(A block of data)
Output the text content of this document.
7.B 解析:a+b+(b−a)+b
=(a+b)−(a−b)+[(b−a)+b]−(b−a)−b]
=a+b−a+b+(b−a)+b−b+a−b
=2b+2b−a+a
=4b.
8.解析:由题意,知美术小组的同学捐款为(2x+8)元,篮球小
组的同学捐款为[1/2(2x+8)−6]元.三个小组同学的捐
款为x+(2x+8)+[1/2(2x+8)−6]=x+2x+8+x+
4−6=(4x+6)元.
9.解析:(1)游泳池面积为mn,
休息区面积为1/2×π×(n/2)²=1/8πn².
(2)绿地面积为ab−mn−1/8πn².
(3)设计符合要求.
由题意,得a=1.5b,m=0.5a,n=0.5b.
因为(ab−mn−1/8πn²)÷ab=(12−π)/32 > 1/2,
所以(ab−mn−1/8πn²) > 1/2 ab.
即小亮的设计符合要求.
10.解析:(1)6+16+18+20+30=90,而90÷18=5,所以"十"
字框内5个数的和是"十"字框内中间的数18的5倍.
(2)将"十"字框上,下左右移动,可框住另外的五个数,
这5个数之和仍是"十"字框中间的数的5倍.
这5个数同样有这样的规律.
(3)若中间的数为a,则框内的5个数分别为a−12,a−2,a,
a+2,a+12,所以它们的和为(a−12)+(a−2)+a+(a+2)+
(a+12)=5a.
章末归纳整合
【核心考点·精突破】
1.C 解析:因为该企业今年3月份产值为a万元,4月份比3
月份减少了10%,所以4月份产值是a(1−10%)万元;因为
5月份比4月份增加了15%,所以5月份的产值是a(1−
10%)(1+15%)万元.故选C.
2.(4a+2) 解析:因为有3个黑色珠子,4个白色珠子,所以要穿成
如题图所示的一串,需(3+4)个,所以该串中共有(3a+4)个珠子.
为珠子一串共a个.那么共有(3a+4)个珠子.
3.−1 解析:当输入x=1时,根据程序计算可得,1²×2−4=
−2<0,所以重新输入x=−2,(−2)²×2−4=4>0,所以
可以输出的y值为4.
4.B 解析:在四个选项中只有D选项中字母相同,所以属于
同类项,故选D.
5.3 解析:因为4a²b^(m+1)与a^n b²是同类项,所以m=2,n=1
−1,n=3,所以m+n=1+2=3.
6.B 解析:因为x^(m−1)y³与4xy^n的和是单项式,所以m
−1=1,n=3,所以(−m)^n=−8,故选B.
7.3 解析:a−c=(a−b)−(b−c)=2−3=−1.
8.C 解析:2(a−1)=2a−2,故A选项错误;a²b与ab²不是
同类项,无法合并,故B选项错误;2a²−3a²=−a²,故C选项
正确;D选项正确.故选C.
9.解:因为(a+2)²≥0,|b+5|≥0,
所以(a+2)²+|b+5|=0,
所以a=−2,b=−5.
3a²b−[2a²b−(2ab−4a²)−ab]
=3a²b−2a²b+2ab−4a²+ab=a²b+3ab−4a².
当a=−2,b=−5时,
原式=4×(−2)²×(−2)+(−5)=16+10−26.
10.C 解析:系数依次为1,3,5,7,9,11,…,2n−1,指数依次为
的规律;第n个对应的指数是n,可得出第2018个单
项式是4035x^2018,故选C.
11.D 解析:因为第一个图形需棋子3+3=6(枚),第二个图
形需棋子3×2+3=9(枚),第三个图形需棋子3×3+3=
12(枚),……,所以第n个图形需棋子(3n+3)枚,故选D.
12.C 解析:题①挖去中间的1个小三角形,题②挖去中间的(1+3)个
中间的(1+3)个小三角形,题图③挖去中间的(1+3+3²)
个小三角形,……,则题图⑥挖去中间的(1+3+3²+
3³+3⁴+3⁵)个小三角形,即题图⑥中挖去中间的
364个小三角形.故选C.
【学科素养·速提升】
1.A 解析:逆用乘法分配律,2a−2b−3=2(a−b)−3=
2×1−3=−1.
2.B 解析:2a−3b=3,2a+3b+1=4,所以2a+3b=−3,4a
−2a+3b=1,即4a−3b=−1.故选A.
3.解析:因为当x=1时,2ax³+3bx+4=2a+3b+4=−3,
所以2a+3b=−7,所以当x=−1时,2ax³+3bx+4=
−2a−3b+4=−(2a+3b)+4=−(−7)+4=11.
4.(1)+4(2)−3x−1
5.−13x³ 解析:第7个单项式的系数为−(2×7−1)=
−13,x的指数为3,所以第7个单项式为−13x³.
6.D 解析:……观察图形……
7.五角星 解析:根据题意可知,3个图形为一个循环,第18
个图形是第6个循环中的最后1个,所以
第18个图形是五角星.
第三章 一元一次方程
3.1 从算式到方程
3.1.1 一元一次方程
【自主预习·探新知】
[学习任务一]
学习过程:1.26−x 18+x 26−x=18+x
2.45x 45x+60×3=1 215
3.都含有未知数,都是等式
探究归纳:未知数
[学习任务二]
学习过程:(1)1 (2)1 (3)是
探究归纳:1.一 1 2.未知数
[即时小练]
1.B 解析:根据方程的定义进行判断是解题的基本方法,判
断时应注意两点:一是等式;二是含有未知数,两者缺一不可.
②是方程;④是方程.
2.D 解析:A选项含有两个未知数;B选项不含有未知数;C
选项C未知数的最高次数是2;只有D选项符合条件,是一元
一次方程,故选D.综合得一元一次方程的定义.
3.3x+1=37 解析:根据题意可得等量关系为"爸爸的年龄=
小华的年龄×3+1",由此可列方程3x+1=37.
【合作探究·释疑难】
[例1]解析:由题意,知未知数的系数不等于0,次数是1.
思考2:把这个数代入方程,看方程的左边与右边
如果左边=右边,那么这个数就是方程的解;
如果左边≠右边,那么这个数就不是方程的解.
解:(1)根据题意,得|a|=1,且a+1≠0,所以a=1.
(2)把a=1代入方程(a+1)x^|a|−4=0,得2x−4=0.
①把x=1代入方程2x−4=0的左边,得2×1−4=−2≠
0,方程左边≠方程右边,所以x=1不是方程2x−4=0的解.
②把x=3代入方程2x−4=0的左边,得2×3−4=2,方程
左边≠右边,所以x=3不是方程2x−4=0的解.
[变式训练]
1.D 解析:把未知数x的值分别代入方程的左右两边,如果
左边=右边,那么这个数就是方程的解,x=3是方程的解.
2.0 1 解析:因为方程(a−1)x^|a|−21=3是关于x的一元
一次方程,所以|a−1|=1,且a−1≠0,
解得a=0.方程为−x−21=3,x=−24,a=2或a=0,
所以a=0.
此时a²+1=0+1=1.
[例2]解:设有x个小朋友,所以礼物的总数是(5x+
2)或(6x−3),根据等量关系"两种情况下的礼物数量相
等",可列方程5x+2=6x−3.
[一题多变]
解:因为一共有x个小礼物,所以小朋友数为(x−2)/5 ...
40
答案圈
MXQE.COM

◆ **Exercise brief**
Type out the material again exactly as presented.

◆ **Answer for the task**
Output the text content of this document.
7.B 解析:a+b+(b−a)+b
=(a+b)−(a−b)+[(b−a)+b]−(b−a)−b]
=a+b−a+b+(b−a)+b−b+a−b
=2b+2b−a+a
=4b.
8.解析:由题意,知美术小组的同学捐款为(2x+8)元,篮球小
组的同学捐款为[1/2(2x+8)−6]元.三个小组同学的捐
款为x+(2x+8)+[1/2(2x+8)−6]=x+2x+8+x+
4−6=(4x+6)元.
9.解析:(1)游泳池面积为mn,
休息区面积为1/2×π×(n/2)²=1/8πn².
(2)绿地面积为ab−mn−1/8πn².
(3)设计符合要求.
由题意,得a=1.5b,m=0.5a,n=0.5b.
因为(ab−mn−1/8πn²)÷ab=(12−π)/32 > 1/2,
所以(ab−mn−1/8πn²) > 1/2 ab.
即小亮的设计符合要求.
10.解析:(1)6+16+18+20+30=90,而90÷18=5,所以"十"
字框内5个数的和是"十"字框内中间的数18的5倍.
(2)将"十"字框上,下左右移动,可框住另外的五个数,
这5个数之和仍是"十"字框中间的数的5倍.
这5个数同样有这样的规律.
(3)若中间的数为a,则框内的5个数分别为a−12,a−2,a,
a+2,a+12,所以它们的和为(a−12)+(a−2)+a+(a+2)+
(a+12)=5a.
章末归纳整合
【核心考点·精突破】
1.C 解析:因为该企业今年3月份产值为a万元,4月份比3
月份减少了10%,所以4月份产值是a(1−10%)万元;因为
5月份比4月份增加了15%,所以5月份的产值是a(1−
10%)(1+15%)万元.故选C.
2.(4a+2) 解析:因为有3个黑色珠子,4个白色珠子,所以要穿成
如题图所示的一串,需(3+4)个,所以该串中共有(3a+4)个珠子.
为珠子一串共a个.那么共有(3a+4)个珠子.
3.−1 解析:当输入x=1时,根据程序计算可得,1²×2−4=
−2<0,所以重新输入x=−2,(−2)²×2−4=4>0,所以
可以输出的y值为4.
4.B 解析:在四个选项中只有D选项中字母相同,所以属于
同类项,故选D.
5.3 解析:因为4a²b^(m+1)与a^n b²是同类项,所以m=2,n=1
−1,n=3,所以m+n=1+2=3.
6.B 解析:因为x^(m−1)y³与4xy^n的和是单项式,所以m
−1=1,n=3,所以(−m)^n=−8,故选B.
7.3 解析:a−c=(a−b)−(b−c)=2−3=−1.
8.C 解析:2(a−1)=2a−2,故A选项错误;a²b与ab²不是
同类项,无法合并,故B选项错误;2a²−3a²=−a²,故C选项
正确;D选项正确.故选C.
9.解:因为(a+2)²≥0,|b+5|≥0,
所以(a+2)²+|b+5|=0,
所以a=−2,b=−5.
3a²b−[2a²b−(2ab−4a²)−ab]
=3a²b−2a²b+2ab−4a²+ab=a²b+3ab−4a².
当a=−2,b=−5时,
原式=4×(−2)²×(−2)+(−5)=16+10−26.
10.C 解析:系数依次为1,3,5,7,9,11,…,2n−1,指数依次为
的规律;第n个对应的指数是n,可得出第2018个单
项式是4035x^2018,故选C.
11.D 解析:因为第一个图形需棋子3+3=6(枚),第二个图
形需棋子3×2+3=9(枚),第三个图形需棋子3×3+3=
12(枚),……,所以第n个图形需棋子(3n+3)枚,故选D.
12.C 解析:题①挖去中间的1个小三角形,题②挖去中间的(1+3)个
中间的(1+3)个小三角形,题图③挖去中间的(1+3+3²)
个小三角形,……,则题图⑥挖去中间的(1+3+3²+
3³+3⁴+3⁵)个小三角形,即题图⑥中挖去中间的
364个小三角形.故选C.
【学科素养·速提升】
1.A 解析:逆用乘法分配律,2a−2b−3=2(a−b)−3=
2×1−3=−1.
2.B 解析:2a−3b=3,2a+3b+1=4,所以2a+3b=−3,4a
−2a+3b=1,即4a−3b=−1.故选A.
3.解析:因为当x=1时,2ax³+3bx+4=2a+3b+4=−3,
所以2a+3b=−7,所以当x=−1时,2ax³+3bx+4=
−2a−3b+4=−(2a+3b)+4=−(−7)+4=11.
4.(1)+4(2)−3x−1
5.−13x³ 解析:第7个单项式的系数为−(2×7−1)=
−13,x的指数为3,所以第7个单项式为−13x³.
6.D 解析:……观察图形……
7.五角星 解析:根据题意可知,3个图形为一个循环,第18
个图形是第6个循环中的最后1个,所以
第18个图形是五角星.
第三章 一元一次方程
3.1 从算式到方程
3.1.1 一元一次方程
【自主预习·探新知】
[学习任务一]
学习过程:1.26−x 18+x 26−x=18+x
2.45x 45x+60×3=1 215
3.都含有未知数,都是等式
探究归纳:未知数
[学习任务二]
学习过程:(1)1 (2)1 (3)是
探究归纳:1.一 1 2.未知数
[即时小练]
1.B 解析:根据方程的定义进行判断是解题的基本方法,判
断时应注意两点:一是等式;二是含有未知数,两者缺一不可.
②是方程;④是方程.
2.D 解析:A选项含有两个未知数;B选项不含有未知数;C
选项C未知数的最高次数是2;只有D选项符合条件,是一元
一次方程,故选D.综合得一元一次方程的定义.
3.3x+1=37 解析:根据题意可得等量关系为"爸爸的年龄=
小华的年龄×3+1",由此可列方程3x+1=37.
【合作探究·释疑难】
[例1]解析:由题意,知未知数的系数不等于0,次数是1.
思考2:把这个数代入方程,看方程的左边与右边
如果左边=右边,那么这个数就是方程的解;
如果左边≠右边,那么这个数就不是方程的解.
解:(1)根据题意,得|a|=1,且a+1≠0,所以a=1.
(2)把a=1代入方程(a+1)x^|a|−4=0,得2x−4=0.
①把x=1代入方程2x−4=0的左边,得2×1−4=−2≠
0,方程左边≠方程右边,所以x=1不是方程2x−4=0的解.
②把x=3代入方程2x−4=0的左边,得2×3−4=2,方程
左边≠右边,所以x=3不是方程2x−4=0的解.
[变式训练]
1.D 解析:把未知数x的值分别代入方程的左右两边,如果
左边=右边,那么这个数就是方程的解,x=3是方程的解.
2.0 1 解析:因为方程(a−1)x^|a|−21=3是关于x的一元
一次方程,所以|a−1|=1,且a−1≠0,
解得a=0.方程为−x−21=3,x=−24,a=2或a=0,
所以a=0.
此时a²+1=0+1=1.
[例2]解:设有x个小朋友,所以礼物的总数是(5x+
2)或(6x−3),根据等量关系"两种情况下的礼物数量相
等",可列方程5x+2=6x−3.
[一题多变]
解:因为一共有x个小礼物,所以小朋友数为(x−2)/5 ...
40
答案圈
MXQE.COM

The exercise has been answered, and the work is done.